### RECORDS FOR THIS TASK
---+---

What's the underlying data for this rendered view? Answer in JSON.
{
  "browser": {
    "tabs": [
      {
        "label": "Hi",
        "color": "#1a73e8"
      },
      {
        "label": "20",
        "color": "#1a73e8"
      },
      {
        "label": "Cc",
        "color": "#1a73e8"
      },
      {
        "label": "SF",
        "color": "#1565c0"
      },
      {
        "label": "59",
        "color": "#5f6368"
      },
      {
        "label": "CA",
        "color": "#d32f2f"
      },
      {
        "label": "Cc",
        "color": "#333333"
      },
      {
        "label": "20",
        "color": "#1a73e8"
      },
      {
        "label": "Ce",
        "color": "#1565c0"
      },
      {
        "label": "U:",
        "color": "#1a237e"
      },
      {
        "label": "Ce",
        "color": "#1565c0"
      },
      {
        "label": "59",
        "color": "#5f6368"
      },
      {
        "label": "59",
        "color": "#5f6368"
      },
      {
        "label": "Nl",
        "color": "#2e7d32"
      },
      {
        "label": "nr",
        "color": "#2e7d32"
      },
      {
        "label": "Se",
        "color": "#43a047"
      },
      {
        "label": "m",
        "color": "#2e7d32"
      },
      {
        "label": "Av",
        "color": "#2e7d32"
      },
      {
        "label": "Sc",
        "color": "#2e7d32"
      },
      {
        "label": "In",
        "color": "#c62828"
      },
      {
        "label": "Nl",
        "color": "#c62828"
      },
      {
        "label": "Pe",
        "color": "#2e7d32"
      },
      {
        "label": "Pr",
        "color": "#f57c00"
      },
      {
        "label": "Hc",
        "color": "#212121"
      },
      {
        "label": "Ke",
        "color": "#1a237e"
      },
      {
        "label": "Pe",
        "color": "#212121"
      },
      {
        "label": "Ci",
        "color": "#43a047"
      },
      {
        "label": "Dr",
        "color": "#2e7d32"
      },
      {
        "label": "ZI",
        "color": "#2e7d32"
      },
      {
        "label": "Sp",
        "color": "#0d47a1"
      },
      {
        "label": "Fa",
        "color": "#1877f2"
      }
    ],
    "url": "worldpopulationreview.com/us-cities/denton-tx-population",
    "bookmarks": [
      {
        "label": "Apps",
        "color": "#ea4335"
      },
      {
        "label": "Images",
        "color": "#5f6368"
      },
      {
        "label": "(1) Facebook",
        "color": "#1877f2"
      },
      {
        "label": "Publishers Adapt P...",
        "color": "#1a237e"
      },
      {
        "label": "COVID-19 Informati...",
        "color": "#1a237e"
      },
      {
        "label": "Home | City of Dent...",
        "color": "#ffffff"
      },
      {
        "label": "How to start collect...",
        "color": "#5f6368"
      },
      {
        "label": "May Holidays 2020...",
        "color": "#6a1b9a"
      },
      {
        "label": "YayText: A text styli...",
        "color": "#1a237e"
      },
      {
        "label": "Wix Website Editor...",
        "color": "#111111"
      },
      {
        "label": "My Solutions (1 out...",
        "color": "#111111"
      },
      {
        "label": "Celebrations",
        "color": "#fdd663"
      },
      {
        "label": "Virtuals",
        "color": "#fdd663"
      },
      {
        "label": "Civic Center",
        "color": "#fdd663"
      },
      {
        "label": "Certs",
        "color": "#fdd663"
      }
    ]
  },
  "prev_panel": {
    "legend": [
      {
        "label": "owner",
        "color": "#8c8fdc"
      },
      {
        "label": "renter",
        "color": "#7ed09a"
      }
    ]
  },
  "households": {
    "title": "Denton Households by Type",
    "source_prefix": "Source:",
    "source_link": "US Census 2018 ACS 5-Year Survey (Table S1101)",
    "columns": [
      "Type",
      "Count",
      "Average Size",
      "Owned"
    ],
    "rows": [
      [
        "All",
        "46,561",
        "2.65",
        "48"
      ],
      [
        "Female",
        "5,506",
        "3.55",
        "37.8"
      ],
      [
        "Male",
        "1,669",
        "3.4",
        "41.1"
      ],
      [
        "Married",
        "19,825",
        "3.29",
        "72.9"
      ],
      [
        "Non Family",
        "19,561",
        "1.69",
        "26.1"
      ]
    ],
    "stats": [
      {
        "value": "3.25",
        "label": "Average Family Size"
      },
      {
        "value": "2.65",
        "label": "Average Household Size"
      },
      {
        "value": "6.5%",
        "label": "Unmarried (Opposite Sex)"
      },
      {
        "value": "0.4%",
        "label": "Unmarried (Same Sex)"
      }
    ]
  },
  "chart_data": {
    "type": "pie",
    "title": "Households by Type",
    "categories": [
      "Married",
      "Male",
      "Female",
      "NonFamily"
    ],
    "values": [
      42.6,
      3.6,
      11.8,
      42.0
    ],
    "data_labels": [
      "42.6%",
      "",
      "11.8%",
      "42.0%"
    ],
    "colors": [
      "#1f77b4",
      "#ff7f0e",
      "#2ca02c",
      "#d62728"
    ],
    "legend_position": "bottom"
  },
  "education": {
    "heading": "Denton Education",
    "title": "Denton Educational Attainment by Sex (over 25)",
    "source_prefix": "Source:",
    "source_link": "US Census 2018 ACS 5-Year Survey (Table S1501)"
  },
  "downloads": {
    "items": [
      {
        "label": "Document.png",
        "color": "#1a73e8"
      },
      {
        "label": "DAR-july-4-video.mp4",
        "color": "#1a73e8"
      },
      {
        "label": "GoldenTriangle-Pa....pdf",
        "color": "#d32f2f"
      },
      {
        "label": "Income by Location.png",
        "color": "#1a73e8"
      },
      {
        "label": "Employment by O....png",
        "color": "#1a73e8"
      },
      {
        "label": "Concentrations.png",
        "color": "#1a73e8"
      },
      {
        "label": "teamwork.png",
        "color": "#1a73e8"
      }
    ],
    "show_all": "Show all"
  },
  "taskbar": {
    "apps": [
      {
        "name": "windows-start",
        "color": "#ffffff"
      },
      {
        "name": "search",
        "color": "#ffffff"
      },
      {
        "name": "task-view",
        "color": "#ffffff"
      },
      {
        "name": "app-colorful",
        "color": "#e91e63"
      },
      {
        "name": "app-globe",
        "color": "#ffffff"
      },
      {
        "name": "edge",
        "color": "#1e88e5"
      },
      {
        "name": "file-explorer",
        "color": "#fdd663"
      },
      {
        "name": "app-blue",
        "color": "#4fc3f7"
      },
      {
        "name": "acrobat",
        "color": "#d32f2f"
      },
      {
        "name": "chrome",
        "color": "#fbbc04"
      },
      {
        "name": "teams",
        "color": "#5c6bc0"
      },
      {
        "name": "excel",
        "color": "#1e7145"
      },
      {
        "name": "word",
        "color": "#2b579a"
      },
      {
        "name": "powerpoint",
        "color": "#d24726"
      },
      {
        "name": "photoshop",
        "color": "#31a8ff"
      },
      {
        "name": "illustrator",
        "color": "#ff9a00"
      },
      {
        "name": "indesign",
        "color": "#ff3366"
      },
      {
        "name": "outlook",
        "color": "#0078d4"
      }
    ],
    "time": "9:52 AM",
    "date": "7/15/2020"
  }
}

---+---

### YOUR INSTRUCTIONS
Copy all data exactly, start to finish.

### EXERCISE ANSWER
What's the underlying data for this rendered view? Answer in JSON.
{
  "browser": {
    "tabs": [
      {
        "label": "Hi",
        "color": "#1a73e8"
      },
      {
        "label": "20",
        "color": "#1a73e8"
      },
      {
        "label": "Cc",
        "color": "#1a73e8"
      },
      {
        "label": "SF",
        "color": "#1565c0"
      },
      {
        "label": "59",
        "color": "#5f6368"
      },
      {
        "label": "CA",
        "color": "#d32f2f"
      },
      {
        "label": "Cc",
        "color": "#333333"
      },
      {
        "label": "20",
        "color": "#1a73e8"
      },
      {
        "label": "Ce",
        "color": "#1565c0"
      },
      {
        "label": "U:",
        "color": "#1a237e"
      },
      {
        "label": "Ce",
        "color": "#1565c0"
      },
      {
        "label": "59",
        "color": "#5f6368"
      },
      {
        "label": "59",
        "color": "#5f6368"
      },
      {
        "label": "Nl",
        "color": "#2e7d32"
      },
      {
        "label": "nr",
        "color": "#2e7d32"
      },
      {
        "label": "Se",
        "color": "#43a047"
      },
      {
        "label": "m",
        "color": "#2e7d32"
      },
      {
        "label": "Av",
        "color": "#2e7d32"
      },
      {
        "label": "Sc",
        "color": "#2e7d32"
      },
      {
        "label": "In",
        "color": "#c62828"
      },
      {
        "label": "Nl",
        "color": "#c62828"
      },
      {
        "label": "Pe",
        "color": "#2e7d32"
      },
      {
        "label": "Pr",
        "color": "#f57c00"
      },
      {
        "label": "Hc",
        "color": "#212121"
      },
      {
        "label": "Ke",
        "color": "#1a237e"
      },
      {
        "label": "Pe",
        "color": "#212121"
      },
      {
        "label": "Ci",
        "color": "#43a047"
      },
      {
        "label": "Dr",
        "color": "#2e7d32"
      },
      {
        "label": "ZI",
        "color": "#2e7d32"
      },
      {
        "label": "Sp",
        "color": "#0d47a1"
      },
      {
        "label": "Fa",
        "color": "#1877f2"
      }
    ],
    "url": "worldpopulationreview.com/us-cities/denton-tx-population",
    "bookmarks": [
      {
        "label": "Apps",
        "color": "#ea4335"
      },
      {
        "label": "Images",
        "color": "#5f6368"
      },
      {
        "label": "(1) Facebook",
        "color": "#1877f2"
      },
      {
        "label": "Publishers Adapt P...",
        "color": "#1a237e"
      },
      {
        "label": "COVID-19 Informati...",
        "color": "#1a237e"
      },
      {
        "label": "Home | City of Dent...",
        "color": "#ffffff"
      },
      {
        "label": "How to start collect...",
        "color": "#5f6368"
      },
      {
        "label": "May Holidays 2020...",
        "color": "#6a1b9a"
      },
      {
        "label": "YayText: A text styli...",
        "color": "#1a237e"
      },
      {
        "label": "Wix Website Editor...",
        "color": "#111111"
      },
      {
        "label": "My Solutions (1 out...",
        "color": "#111111"
      },
      {
        "label": "Celebrations",
        "color": "#fdd663"
      },
      {
        "label": "Virtuals",
        "color": "#fdd663"
      },
      {
        "label": "Civic Center",
        "color": "#fdd663"
      },
      {
        "label": "Certs",
        "color": "#fdd663"
      }
    ]
  },
  "prev_panel": {
    "legend": [
      {
        "label": "owner",
        "color": "#8c8fdc"
      },
      {
        "label": "renter",
        "color": "#7ed09a"
      }
    ]
  },
  "households": {
    "title": "Denton Households by Type",
    "source_prefix": "Source:",
    "source_link": "US Census 2018 ACS 5-Year Survey (Table S1101)",
    "columns": [
      "Type",
      "Count",
      "Average Size",
      "Owned"
    ],
    "rows": [
      [
        "All",
        "46,561",
        "2.65",
        "48"
      ],
      [
        "Female",
        "5,506",
        "3.55",
        "37.8"
      ],
      [
        "Male",
        "1,669",
        "3.4",
        "41.1"
      ],
      [
        "Married",
        "19,825",
        "3.29",
        "72.9"
      ],
      [
        "Non Family",
        "19,561",
        "1.69",
        "26.1"
      ]
    ],
    "stats": [
      {
        "value": "3.25",
        "label": "Average Family Size"
      },
      {
        "value": "2.65",
        "label": "Average Household Size"
      },
      {
        "value": "6.5%",
        "label": "Unmarried (Opposite Sex)"
      },
      {
        "value": "0.4%",
        "label": "Unmarried (Same Sex)"
      }
    ]
  },
  "chart_data": {
    "type": "pie",
    "title": "Households by Type",
    "categories": [
      "Married",
      "Male",
      "Female",
      "NonFamily"
    ],
    "values": [
      42.6,
      3.6,
      11.8,
      42.0
    ],
    "data_labels": [
      "42.6%",
      "",
      "11.8%",
      "42.0%"
    ],
    "colors": [
      "#1f77b4",
      "#ff7f0e",
      "#2ca02c",
      "#d62728"
    ],
    "legend_position": "bottom"
  },
  "education": {
    "heading": "Denton Education",
    "title": "Denton Educational Attainment by Sex (over 25)",
    "source_prefix": "Source:",
    "source_link": "US Census 2018 ACS 5-Year Survey (Table S1501)"
  },
  "downloads": {
    "items": [
      {
        "label": "Document.png",
        "color": "#1a73e8"
      },
      {
        "label": "DAR-july-4-video.mp4",
        "color": "#1a73e8"
      },
      {
        "label": "GoldenTriangle-Pa....pdf",
        "color": "#d32f2f"
      },
      {
        "label": "Income by Location.png",
        "color": "#1a73e8"
      },
      {
        "label": "Employment by O....png",
        "color": "#1a73e8"
      },
      {
        "label": "Concentrations.png",
        "color": "#1a73e8"
      },
      {
        "label": "teamwork.png",
        "color": "#1a73e8"
      }
    ],
    "show_all": "Show all"
  },
  "taskbar": {
    "apps": [
      {
        "name": "windows-start",
        "color": "#ffffff"
      },
      {
        "name": "search",
        "color": "#ffffff"
      },
      {
        "name": "task-view",
        "color": "#ffffff"
      },
      {
        "name": "app-colorful",
        "color": "#e91e63"
      },
      {
        "name": "app-globe",
        "color": "#ffffff"
      },
      {
        "name": "edge",
        "color": "#1e88e5"
      },
      {
        "name": "file-explorer",
        "color": "#fdd663"
      },
      {
        "name": "app-blue",
        "color": "#4fc3f7"
      },
      {
        "name": "acrobat",
        "color": "#d32f2f"
      },
      {
        "name": "chrome",
        "color": "#fbbc04"
      },
      {
        "name": "teams",
        "color": "#5c6bc0"
      },
      {
        "name": "excel",
        "color": "#1e7145"
      },
      {
        "name": "word",
        "color": "#2b579a"
      },
      {
        "name": "powerpoint",
        "color": "#d24726"
      },
      {
        "name": "photoshop",
        "color": "#31a8ff"
      },
      {
        "name": "illustrator",
        "color": "#ff9a00"
      },
      {
        "name": "indesign",
        "color": "#ff3366"
      },
      {
        "name": "outlook",
        "color": "#0078d4"
      }
    ],
    "time": "9:52 AM",
    "date": "7/15/2020"
  }
}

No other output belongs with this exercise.